> _TASK REQUIREMENTS_: Restate the entire listing word for word.

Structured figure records

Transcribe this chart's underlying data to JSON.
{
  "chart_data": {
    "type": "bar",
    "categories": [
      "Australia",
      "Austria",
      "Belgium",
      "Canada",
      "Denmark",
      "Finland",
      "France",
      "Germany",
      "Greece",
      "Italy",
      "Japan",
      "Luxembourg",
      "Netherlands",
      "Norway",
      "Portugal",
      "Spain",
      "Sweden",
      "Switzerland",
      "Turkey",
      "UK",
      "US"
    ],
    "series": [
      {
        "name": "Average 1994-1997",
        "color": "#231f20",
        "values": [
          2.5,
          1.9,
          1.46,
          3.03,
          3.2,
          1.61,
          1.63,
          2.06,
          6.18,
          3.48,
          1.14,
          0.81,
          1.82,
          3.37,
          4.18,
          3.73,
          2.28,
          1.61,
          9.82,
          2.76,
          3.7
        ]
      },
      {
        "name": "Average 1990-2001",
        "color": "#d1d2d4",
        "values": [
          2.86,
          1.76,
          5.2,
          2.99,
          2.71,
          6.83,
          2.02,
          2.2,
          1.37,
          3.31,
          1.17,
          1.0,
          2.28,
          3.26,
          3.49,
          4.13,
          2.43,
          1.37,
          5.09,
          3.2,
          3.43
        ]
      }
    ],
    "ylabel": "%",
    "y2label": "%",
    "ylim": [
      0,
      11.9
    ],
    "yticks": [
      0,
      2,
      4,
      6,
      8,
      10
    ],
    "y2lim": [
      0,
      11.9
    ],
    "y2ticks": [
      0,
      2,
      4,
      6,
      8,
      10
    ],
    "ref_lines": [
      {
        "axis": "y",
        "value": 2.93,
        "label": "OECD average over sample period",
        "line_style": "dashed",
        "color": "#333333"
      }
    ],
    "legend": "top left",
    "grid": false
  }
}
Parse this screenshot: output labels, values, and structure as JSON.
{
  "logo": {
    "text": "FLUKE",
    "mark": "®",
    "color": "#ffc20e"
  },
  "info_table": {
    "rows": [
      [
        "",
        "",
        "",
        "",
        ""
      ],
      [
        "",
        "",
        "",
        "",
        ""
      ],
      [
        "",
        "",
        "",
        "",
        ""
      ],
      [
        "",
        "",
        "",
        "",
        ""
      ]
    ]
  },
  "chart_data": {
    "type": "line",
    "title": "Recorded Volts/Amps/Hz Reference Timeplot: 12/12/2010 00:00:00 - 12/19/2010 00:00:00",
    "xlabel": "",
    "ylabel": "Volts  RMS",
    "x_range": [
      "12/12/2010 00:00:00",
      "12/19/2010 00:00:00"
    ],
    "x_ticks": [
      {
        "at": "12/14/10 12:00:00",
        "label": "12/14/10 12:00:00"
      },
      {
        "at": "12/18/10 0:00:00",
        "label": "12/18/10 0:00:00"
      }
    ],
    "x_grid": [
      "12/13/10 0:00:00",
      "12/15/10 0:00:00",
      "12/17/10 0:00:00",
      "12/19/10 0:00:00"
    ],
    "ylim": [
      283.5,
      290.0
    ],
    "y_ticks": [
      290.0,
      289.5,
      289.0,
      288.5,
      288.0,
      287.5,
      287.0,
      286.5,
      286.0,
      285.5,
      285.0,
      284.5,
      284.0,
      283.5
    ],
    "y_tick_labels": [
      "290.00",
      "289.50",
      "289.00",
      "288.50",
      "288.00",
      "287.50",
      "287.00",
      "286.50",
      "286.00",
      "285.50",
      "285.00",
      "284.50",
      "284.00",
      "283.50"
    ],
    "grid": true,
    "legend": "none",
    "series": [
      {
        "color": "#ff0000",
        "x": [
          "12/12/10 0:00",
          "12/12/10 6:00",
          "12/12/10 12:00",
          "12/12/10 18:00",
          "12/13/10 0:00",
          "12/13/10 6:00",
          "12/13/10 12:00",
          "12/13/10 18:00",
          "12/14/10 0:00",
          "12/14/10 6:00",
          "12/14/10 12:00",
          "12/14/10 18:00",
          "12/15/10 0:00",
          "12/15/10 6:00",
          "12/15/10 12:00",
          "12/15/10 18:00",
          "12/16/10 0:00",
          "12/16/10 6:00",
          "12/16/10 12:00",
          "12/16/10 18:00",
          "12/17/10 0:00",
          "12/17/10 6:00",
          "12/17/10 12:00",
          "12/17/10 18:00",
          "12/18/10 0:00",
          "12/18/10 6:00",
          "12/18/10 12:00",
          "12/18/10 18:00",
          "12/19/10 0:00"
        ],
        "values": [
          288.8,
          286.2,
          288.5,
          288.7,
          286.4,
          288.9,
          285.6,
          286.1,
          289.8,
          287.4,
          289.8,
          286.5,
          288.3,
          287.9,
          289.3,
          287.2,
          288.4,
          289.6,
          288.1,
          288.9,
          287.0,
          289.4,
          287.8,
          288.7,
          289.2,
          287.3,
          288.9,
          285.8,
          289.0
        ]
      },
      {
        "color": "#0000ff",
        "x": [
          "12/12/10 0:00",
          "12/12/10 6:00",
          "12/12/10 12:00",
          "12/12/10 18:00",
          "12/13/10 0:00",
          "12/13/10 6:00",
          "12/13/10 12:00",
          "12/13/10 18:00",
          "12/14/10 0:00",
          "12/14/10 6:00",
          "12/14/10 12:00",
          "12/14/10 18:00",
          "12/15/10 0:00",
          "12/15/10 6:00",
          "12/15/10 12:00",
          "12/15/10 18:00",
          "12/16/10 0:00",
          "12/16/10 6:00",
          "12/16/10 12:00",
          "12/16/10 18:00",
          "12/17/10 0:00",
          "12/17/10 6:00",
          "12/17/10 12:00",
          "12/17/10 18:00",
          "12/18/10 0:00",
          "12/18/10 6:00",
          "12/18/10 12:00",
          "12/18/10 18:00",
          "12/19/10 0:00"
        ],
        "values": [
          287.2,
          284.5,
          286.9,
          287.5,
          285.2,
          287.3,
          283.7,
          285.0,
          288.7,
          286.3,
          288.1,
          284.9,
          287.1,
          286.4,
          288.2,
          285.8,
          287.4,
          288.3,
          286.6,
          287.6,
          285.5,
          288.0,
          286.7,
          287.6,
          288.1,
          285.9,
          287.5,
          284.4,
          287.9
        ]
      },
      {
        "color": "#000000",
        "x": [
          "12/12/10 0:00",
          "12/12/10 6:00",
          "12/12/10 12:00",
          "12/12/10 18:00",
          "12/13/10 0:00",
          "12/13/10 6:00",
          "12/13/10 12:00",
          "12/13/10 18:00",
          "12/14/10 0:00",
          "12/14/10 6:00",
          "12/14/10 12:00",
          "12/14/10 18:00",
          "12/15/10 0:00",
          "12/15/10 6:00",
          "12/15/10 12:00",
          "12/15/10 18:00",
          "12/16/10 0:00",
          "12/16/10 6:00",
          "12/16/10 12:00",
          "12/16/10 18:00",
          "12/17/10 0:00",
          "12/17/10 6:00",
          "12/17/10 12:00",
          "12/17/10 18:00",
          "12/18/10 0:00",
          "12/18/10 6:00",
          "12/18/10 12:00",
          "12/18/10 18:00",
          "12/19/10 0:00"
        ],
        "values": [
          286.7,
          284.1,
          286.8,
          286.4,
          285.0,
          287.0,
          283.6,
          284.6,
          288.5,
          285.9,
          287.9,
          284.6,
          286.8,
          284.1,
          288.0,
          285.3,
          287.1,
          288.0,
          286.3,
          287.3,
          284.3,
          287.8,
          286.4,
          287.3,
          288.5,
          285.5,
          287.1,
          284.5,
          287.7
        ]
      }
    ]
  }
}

> _FINISHED TASK_:
Transcribe this chart's underlying data to JSON.
{
  "chart_data": {
    "type": "bar",
    "categories": [
      "Australia",
      "Austria",
      "Belgium",
      "Canada",
      "Denmark",
      "Finland",
      "France",
      "Germany",
      "Greece",
      "Italy",
      "Japan",
      "Luxembourg",
      "Netherlands",
      "Norway",
      "Portugal",
      "Spain",
      "Sweden",
      "Switzerland",
      "Turkey",
      "UK",
      "US"
    ],
    "series": [
      {
        "name": "Average 1994-1997",
        "color": "#231f20",
        "values": [
          2.5,
          1.9,
          1.46,
          3.03,
          3.2,
          1.61,
          1.63,
          2.06,
          6.18,
          3.48,
          1.14,
          0.81,
          1.82,
          3.37,
          4.18,
          3.73,
          2.28,
          1.61,
          9.82,
          2.76,
          3.7
        ]
      },
      {
        "name": "Average 1990-2001",
        "color": "#d1d2d4",
        "values": [
          2.86,
          1.76,
          5.2,
          2.99,
          2.71,
          6.83,
          2.02,
          2.2,
          1.37,
          3.31,
          1.17,
          1.0,
          2.28,
          3.26,
          3.49,
          4.13,
          2.43,
          1.37,
          5.09,
          3.2,
          3.43
        ]
      }
    ],
    "ylabel": "%",
    "y2label": "%",
    "ylim": [
      0,
      11.9
    ],
    "yticks": [
      0,
      2,
      4,
      6,
      8,
      10
    ],
    "y2lim": [
      0,
      11.9
    ],
    "y2ticks": [
      0,
      2,
      4,
      6,
      8,
      10
    ],
    "ref_lines": [
      {
        "axis": "y",
        "value": 2.93,
        "label": "OECD average over sample period",
        "line_style": "dashed",
        "color": "#333333"
      }
    ],
    "legend": "top left",
    "grid": false
  }
}
Parse this screenshot: output labels, values, and structure as JSON.
{
  "logo": {
    "text": "FLUKE",
    "mark": "®",
    "color": "#ffc20e"
  },
  "info_table": {
    "rows": [
      [
        "",
        "",
        "",
        "",
        ""
      ],
      [
        "",
        "",
        "",
        "",
        ""
      ],
      [
        "",
        "",
        "",
        "",
        ""
      ],
      [
        "",
        "",
        "",
        "",
        ""
      ]
    ]
  },
  "chart_data": {
    "type": "line",
    "title": "Recorded Volts/Amps/Hz Reference Timeplot: 12/12/2010 00:00:00 - 12/19/2010 00:00:00",
    "xlabel": "",
    "ylabel": "Volts  RMS",
    "x_range": [
      "12/12/2010 00:00:00",
      "12/19/2010 00:00:00"
    ],
    "x_ticks": [
      {
        "at": "12/14/10 12:00:00",
        "label": "12/14/10 12:00:00"
      },
      {
        "at": "12/18/10 0:00:00",
        "label": "12/18/10 0:00:00"
      }
    ],
    "x_grid": [
      "12/13/10 0:00:00",
      "12/15/10 0:00:00",
      "12/17/10 0:00:00",
      "12/19/10 0:00:00"
    ],
    "ylim": [
      283.5,
      290.0
    ],
    "y_ticks": [
      290.0,
      289.5,
      289.0,
      288.5,
      288.0,
      287.5,
      287.0,
      286.5,
      286.0,
      285.5,
      285.0,
      284.5,
      284.0,
      283.5
    ],
    "y_tick_labels": [
      "290.00",
      "289.50",
      "289.00",
      "288.50",
      "288.00",
      "287.50",
      "287.00",
      "286.50",
      "286.00",
      "285.50",
      "285.00",
      "284.50",
      "284.00",
      "283.50"
    ],
    "grid": true,
    "legend": "none",
    "series": [
      {
        "color": "#ff0000",
        "x": [
          "12/12/10 0:00",
          "12/12/10 6:00",
          "12/12/10 12:00",
          "12/12/10 18:00",
          "12/13/10 0:00",
          "12/13/10 6:00",
          "12/13/10 12:00",
          "12/13/10 18:00",
          "12/14/10 0:00",
          "12/14/10 6:00",
          "12/14/10 12:00",
          "12/14/10 18:00",
          "12/15/10 0:00",
          "12/15/10 6:00",
          "12/15/10 12:00",
          "12/15/10 18:00",
          "12/16/10 0:00",
          "12/16/10 6:00",
          "12/16/10 12:00",
          "12/16/10 18:00",
          "12/17/10 0:00",
          "12/17/10 6:00",
          "12/17/10 12:00",
          "12/17/10 18:00",
          "12/18/10 0:00",
          "12/18/10 6:00",
          "12/18/10 12:00",
          "12/18/10 18:00",
          "12/19/10 0:00"
        ],
        "values": [
          288.8,
          286.2,
          288.5,
          288.7,
          286.4,
          288.9,
          285.6,
          286.1,
          289.8,
          287.4,
          289.8,
          286.5,
          288.3,
          287.9,
          289.3,
          287.2,
          288.4,
          289.6,
          288.1,
          288.9,
          287.0,
          289.4,
          287.8,
          288.7,
          289.2,
          287.3,
          288.9,
          285.8,
          289.0
        ]
      },
      {
        "color": "#0000ff",
        "x": [
          "12/12/10 0:00",
          "12/12/10 6:00",
          "12/12/10 12:00",
          "12/12/10 18:00",
          "12/13/10 0:00",
          "12/13/10 6:00",
          "12/13/10 12:00",
          "12/13/10 18:00",
          "12/14/10 0:00",
          "12/14/10 6:00",
          "12/14/10 12:00",
          "12/14/10 18:00",
          "12/15/10 0:00",
          "12/15/10 6:00",
          "12/15/10 12:00",
          "12/15/10 18:00",
          "12/16/10 0:00",
          "12/16/10 6:00",
          "12/16/10 12:00",
          "12/16/10 18:00",
          "12/17/10 0:00",
          "12/17/10 6:00",
          "12/17/10 12:00",
          "12/17/10 18:00",
          "12/18/10 0:00",
          "12/18/10 6:00",
          "12/18/10 12:00",
          "12/18/10 18:00",
          "12/19/10 0:00"
        ],
        "values": [
          287.2,
          284.5,
          286.9,
          287.5,
          285.2,
          287.3,
          283.7,
          285.0,
          288.7,
          286.3,
          288.1,
          284.9,
          287.1,
          286.4,
          288.2,
          285.8,
          287.4,
          288.3,
          286.6,
          287.6,
          285.5,
          288.0,
          286.7,
          287.6,
          288.1,
          285.9,
          287.5,
          284.4,
          287.9
        ]
      },
      {
        "color": "#000000",
        "x": [
          "12/12/10 0:00",
          "12/12/10 6:00",
          "12/12/10 12:00",
          "12/12/10 18:00",
          "12/13/10 0:00",
          "12/13/10 6:00",
          "12/13/10 12:00",
          "12/13/10 18:00",
          "12/14/10 0:00",
          "12/14/10 6:00",
          "12/14/10 12:00",
          "12/14/10 18:00",
          "12/15/10 0:00",
          "12/15/10 6:00",
          "12/15/10 12:00",
          "12/15/10 18:00",
          "12/16/10 0:00",
          "12/16/10 6:00",
          "12/16/10 12:00",
          "12/16/10 18:00",
          "12/17/10 0:00",
          "12/17/10 6:00",
          "12/17/10 12:00",
          "12/17/10 18:00",
          "12/18/10 0:00",
          "12/18/10 6:00",
          "12/18/10 12:00",
          "12/18/10 18:00",
          "12/19/10 0:00"
        ],
        "values": [
          286.7,
          284.1,
          286.8,
          286.4,
          285.0,
          287.0,
          283.6,
          284.6,
          288.5,
          285.9,
          287.9,
          284.6,
          286.8,
          284.1,
          288.0,
          285.3,
          287.1,
          288.0,
          286.3,
          287.3,
          284.3,
          287.8,
          286.4,
          287.3,
          288.5,
          285.5,
          287.1,
          284.5,
          287.7
        ]
      }
    ]
  }
}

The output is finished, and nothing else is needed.